Begin Records shown

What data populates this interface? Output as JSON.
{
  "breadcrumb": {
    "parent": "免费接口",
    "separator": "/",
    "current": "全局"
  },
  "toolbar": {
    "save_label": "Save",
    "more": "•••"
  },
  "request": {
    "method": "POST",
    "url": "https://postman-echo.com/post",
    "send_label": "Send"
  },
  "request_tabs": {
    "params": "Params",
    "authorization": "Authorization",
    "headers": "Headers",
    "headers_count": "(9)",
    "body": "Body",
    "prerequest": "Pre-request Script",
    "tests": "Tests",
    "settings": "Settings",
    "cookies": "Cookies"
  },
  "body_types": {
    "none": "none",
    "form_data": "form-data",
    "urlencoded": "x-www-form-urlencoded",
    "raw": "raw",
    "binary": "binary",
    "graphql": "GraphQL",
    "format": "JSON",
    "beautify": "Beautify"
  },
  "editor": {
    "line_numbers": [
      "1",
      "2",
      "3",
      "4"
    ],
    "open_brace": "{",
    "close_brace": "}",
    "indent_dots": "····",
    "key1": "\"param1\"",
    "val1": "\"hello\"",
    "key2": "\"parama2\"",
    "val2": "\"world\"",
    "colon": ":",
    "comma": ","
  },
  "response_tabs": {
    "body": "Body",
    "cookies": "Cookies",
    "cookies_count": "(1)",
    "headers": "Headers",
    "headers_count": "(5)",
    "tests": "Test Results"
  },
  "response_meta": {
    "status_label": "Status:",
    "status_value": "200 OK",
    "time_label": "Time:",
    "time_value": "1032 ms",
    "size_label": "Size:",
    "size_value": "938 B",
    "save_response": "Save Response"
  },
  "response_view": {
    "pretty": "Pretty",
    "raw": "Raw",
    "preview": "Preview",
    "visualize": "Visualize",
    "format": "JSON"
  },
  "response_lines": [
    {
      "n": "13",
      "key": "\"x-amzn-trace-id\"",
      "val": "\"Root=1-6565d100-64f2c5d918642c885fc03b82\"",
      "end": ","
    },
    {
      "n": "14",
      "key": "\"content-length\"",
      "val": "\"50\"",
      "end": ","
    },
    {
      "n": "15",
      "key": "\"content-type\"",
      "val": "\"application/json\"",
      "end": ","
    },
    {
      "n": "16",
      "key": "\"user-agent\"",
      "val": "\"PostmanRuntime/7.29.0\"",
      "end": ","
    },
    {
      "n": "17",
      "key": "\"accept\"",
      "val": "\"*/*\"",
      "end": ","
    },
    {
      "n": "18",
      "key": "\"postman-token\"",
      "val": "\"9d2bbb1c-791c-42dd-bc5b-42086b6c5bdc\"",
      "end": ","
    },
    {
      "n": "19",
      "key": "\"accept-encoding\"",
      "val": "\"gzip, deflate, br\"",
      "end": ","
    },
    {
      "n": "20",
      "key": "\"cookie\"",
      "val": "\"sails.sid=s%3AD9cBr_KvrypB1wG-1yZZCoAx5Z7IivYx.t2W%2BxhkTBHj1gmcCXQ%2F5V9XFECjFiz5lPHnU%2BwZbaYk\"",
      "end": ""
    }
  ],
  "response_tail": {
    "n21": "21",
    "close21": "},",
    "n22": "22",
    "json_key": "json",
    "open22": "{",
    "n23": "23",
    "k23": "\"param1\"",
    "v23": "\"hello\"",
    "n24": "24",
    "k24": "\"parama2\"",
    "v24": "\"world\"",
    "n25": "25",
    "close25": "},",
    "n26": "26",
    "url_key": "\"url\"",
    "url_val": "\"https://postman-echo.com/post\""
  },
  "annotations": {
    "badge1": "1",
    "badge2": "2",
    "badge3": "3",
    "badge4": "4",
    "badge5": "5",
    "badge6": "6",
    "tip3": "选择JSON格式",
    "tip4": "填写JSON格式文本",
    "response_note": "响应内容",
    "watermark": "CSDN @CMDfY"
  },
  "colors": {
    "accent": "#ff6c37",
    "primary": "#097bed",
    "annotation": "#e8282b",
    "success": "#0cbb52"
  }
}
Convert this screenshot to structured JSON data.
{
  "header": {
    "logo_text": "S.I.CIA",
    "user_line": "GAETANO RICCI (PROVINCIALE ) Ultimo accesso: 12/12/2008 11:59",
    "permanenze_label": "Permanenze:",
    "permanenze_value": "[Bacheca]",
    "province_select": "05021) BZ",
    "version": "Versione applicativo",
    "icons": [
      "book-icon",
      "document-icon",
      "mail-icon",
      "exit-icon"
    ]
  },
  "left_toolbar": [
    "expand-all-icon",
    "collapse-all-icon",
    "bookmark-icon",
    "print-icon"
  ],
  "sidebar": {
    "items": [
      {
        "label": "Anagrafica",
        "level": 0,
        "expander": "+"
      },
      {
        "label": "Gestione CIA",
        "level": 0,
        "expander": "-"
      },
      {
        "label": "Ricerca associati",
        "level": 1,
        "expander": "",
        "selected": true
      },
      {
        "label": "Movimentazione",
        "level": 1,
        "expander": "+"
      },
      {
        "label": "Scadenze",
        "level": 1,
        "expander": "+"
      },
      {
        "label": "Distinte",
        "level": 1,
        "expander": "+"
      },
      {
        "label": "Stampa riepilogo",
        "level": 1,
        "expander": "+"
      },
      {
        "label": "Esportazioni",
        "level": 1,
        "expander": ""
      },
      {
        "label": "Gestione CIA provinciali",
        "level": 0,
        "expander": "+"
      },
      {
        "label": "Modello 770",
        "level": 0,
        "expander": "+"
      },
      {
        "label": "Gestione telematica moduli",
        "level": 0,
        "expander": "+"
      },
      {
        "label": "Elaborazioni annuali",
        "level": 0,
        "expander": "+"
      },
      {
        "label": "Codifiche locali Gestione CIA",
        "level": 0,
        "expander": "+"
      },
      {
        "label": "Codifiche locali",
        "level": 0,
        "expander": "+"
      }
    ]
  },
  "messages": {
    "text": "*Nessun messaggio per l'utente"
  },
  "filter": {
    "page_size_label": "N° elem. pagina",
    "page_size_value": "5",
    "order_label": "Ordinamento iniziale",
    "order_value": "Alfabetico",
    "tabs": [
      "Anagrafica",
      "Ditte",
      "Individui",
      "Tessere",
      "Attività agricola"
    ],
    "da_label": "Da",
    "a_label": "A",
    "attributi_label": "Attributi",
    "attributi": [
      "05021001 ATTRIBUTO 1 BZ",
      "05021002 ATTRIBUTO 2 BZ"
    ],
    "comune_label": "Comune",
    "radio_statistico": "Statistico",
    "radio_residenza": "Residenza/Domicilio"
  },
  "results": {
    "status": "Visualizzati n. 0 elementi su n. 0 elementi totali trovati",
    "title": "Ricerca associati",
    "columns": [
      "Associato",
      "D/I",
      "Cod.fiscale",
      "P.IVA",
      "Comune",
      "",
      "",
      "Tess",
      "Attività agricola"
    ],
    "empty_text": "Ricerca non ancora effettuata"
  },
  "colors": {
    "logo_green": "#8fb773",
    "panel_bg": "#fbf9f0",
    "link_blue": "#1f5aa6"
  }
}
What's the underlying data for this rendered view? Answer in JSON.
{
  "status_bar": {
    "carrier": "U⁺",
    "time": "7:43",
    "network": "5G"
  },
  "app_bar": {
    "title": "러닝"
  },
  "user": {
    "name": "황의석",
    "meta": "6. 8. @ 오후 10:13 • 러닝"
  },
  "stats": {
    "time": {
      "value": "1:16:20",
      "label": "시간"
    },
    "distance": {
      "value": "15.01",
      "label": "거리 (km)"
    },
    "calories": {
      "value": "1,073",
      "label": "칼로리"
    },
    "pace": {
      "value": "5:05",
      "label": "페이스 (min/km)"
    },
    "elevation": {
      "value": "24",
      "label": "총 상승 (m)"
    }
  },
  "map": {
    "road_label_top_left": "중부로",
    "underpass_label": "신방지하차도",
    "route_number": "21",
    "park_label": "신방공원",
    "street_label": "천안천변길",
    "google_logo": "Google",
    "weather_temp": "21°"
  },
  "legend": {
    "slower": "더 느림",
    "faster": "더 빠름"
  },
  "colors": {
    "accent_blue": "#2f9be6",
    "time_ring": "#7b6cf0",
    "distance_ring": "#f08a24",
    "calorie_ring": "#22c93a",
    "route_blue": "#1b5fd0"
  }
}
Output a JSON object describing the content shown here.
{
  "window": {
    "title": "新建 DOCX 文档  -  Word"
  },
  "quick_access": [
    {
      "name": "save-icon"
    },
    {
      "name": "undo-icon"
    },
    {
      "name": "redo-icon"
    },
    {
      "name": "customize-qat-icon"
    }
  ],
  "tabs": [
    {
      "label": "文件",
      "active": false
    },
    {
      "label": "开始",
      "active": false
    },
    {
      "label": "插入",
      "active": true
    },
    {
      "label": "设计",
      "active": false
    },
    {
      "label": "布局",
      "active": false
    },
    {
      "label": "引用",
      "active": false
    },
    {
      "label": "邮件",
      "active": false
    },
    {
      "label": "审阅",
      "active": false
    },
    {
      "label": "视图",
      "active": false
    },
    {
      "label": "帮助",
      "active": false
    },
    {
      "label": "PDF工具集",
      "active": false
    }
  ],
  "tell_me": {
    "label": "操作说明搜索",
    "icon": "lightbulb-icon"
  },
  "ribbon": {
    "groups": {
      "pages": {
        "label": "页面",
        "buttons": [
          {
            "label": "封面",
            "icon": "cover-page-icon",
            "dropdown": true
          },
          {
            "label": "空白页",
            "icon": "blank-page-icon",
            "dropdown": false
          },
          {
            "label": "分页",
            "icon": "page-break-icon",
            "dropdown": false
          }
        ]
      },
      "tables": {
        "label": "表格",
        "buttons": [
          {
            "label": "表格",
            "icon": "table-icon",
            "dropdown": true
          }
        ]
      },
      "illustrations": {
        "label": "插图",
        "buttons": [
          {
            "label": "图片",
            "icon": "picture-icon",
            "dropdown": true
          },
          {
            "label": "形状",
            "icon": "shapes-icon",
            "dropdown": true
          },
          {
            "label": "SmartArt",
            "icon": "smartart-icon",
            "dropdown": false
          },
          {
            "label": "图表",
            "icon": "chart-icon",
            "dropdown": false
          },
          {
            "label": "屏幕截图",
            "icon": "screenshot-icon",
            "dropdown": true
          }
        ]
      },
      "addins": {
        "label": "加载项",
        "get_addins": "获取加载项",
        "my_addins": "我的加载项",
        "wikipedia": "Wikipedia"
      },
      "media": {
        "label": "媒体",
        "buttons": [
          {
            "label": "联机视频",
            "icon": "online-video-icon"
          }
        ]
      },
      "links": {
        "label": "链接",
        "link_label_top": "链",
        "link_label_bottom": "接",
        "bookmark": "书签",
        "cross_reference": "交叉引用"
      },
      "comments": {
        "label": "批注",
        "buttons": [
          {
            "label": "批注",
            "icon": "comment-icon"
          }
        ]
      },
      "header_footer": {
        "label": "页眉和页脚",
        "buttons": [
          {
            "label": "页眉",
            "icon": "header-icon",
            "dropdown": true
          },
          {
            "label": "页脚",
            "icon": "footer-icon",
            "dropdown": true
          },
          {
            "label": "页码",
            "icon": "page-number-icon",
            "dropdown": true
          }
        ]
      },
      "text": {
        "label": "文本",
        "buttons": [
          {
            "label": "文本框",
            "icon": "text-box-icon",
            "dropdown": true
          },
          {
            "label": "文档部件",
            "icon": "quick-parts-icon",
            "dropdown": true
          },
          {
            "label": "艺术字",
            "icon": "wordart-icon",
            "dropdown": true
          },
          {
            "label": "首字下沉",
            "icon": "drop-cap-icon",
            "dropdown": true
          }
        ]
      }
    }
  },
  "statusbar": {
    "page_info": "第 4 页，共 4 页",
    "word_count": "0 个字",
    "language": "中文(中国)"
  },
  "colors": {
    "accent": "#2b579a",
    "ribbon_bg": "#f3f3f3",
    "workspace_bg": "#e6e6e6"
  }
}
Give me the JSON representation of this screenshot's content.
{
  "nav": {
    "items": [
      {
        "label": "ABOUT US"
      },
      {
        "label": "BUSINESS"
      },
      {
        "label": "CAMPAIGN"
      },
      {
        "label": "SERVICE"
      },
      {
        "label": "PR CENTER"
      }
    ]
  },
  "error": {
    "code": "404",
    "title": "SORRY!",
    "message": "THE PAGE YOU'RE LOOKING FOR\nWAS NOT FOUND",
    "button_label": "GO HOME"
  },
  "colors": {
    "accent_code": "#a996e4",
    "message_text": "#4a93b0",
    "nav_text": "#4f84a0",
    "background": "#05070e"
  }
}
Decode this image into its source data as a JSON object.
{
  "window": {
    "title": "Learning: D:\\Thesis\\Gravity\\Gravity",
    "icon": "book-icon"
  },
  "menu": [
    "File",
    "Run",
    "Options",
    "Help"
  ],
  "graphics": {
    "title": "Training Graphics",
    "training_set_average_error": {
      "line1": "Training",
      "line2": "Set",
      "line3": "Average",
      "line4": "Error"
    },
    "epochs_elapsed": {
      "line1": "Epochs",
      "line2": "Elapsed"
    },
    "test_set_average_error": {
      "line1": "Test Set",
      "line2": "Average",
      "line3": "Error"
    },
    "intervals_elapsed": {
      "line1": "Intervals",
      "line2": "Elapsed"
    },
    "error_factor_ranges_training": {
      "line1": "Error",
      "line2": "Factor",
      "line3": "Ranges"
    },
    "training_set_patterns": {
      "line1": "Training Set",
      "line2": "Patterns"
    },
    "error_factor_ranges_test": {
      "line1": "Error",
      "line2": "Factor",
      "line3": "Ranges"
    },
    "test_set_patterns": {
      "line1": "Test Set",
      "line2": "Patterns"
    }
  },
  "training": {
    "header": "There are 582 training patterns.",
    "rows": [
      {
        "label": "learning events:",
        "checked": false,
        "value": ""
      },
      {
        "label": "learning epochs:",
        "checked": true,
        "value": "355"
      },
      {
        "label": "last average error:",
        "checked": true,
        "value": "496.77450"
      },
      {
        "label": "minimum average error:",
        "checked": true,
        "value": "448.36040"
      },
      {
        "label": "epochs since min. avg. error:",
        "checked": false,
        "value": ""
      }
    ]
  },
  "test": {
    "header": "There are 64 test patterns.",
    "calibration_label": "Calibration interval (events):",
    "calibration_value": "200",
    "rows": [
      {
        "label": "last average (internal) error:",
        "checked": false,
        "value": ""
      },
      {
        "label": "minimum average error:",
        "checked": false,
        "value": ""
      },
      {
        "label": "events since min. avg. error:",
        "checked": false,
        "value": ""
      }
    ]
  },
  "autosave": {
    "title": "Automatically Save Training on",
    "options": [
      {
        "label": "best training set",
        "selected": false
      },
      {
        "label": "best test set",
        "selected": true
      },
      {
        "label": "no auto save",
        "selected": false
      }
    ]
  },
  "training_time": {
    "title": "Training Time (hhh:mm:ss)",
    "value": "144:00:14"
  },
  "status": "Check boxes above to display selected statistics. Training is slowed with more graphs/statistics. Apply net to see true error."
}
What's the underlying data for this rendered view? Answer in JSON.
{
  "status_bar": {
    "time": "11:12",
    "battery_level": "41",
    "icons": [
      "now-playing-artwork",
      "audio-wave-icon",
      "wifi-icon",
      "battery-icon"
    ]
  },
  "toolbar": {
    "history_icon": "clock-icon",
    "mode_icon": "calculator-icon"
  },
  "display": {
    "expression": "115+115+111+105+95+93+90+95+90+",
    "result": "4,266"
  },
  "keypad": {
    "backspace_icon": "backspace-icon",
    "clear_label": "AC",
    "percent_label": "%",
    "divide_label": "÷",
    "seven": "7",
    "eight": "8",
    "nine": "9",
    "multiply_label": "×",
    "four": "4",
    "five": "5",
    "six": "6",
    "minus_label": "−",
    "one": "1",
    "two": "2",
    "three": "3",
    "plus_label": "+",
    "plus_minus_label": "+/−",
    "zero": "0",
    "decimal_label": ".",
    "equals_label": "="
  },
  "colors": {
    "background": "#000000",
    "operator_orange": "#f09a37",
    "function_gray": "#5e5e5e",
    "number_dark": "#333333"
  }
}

End Records shown

Your answer should be a single number: the count of lines in the material above that contain "object".

2